Each entry below is to be transcribed exactly.

----- TASK MATERIAL -----

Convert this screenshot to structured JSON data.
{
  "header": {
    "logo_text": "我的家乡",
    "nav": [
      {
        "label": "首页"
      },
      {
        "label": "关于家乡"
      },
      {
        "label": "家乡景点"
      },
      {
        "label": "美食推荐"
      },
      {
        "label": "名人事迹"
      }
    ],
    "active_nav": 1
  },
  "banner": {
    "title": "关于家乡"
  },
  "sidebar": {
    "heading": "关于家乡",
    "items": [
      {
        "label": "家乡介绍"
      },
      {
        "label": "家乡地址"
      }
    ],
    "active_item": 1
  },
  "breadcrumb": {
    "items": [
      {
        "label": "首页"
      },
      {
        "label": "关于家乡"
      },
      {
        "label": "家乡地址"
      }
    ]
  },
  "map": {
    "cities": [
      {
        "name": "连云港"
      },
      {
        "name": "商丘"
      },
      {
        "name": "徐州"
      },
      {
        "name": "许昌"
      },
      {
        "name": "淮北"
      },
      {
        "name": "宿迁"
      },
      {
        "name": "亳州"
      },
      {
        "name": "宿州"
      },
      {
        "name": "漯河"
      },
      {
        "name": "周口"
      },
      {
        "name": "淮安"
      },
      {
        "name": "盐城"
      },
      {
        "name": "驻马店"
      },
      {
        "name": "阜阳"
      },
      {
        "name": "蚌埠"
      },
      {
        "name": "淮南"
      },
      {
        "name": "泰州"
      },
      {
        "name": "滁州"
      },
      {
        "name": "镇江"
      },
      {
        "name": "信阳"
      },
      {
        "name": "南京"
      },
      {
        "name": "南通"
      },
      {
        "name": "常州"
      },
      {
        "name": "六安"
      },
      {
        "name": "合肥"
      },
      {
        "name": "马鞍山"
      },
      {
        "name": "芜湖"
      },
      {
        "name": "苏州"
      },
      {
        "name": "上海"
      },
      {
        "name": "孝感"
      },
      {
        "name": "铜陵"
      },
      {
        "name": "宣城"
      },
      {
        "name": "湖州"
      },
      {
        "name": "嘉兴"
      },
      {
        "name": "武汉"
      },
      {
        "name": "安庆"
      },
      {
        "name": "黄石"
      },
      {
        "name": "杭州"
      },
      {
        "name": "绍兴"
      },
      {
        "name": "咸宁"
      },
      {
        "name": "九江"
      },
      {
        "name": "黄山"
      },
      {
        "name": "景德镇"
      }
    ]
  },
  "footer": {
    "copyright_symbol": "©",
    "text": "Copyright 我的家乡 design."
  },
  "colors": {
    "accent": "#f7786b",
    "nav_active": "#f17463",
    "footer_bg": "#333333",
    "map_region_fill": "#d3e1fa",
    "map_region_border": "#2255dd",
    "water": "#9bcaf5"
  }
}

-----

**OUTPUT FOR THIS TASK**
Convert this screenshot to structured JSON data.
{
  "header": {
    "logo_text": "我的家乡",
    "nav": [
      {
        "label": "首页"
      },
      {
        "label": "关于家乡"
      },
      {
        "label": "家乡景点"
      },
      {
        "label": "美食推荐"
      },
      {
        "label": "名人事迹"
      }
    ],
    "active_nav": 1
  },
  "banner": {
    "title": "关于家乡"
  },
  "sidebar": {
    "heading": "关于家乡",
    "items": [
      {
        "label": "家乡介绍"
      },
      {
        "label": "家乡地址"
      }
    ],
    "active_item": 1
  },
  "breadcrumb": {
    "items": [
      {
        "label": "首页"
      },
      {
        "label": "关于家乡"
      },
      {
        "label": "家乡地址"
      }
    ]
  },
  "map": {
    "cities": [
      {
        "name": "连云港"
      },
      {
        "name": "商丘"
      },
      {
        "name": "徐州"
      },
      {
        "name": "许昌"
      },
      {
        "name": "淮北"
      },
      {
        "name": "宿迁"
      },
      {
        "name": "亳州"
      },
      {
        "name": "宿州"
      },
      {
        "name": "漯河"
      },
      {
        "name": "周口"
      },
      {
        "name": "淮安"
      },
      {
        "name": "盐城"
      },
      {
        "name": "驻马店"
      },
      {
        "name": "阜阳"
      },
      {
        "name": "蚌埠"
      },
      {
        "name": "淮南"
      },
      {
        "name": "泰州"
      },
      {
        "name": "滁州"
      },
      {
        "name": "镇江"
      },
      {
        "name": "信阳"
      },
      {
        "name": "南京"
      },
      {
        "name": "南通"
      },
      {
        "name": "常州"
      },
      {
        "name": "六安"
      },
      {
        "name": "合肥"
      },
      {
        "name": "马鞍山"
      },
      {
        "name": "芜湖"
      },
      {
        "name": "苏州"
      },
      {
        "name": "上海"
      },
      {
        "name": "孝感"
      },
      {
        "name": "铜陵"
      },
      {
        "name": "宣城"
      },
      {
        "name": "湖州"
      },
      {
        "name": "嘉兴"
      },
      {
        "name": "武汉"
      },
      {
        "name": "安庆"
      },
      {
        "name": "黄石"
      },
      {
        "name": "杭州"
      },
      {
        "name": "绍兴"
      },
      {
        "name": "咸宁"
      },
      {
        "name": "九江"
      },
      {
        "name": "黄山"
      },
      {
        "name": "景德镇"
      }
    ]
  },
  "footer": {
    "copyright_symbol": "©",
    "text": "Copyright 我的家乡 design."
  },
  "colors": {
    "accent": "#f7786b",
    "nav_active": "#f17463",
    "footer_bg": "#333333",
    "map_region_fill": "#d3e1fa",
    "map_region_border": "#2255dd",
    "water": "#9bcaf5"
  }
}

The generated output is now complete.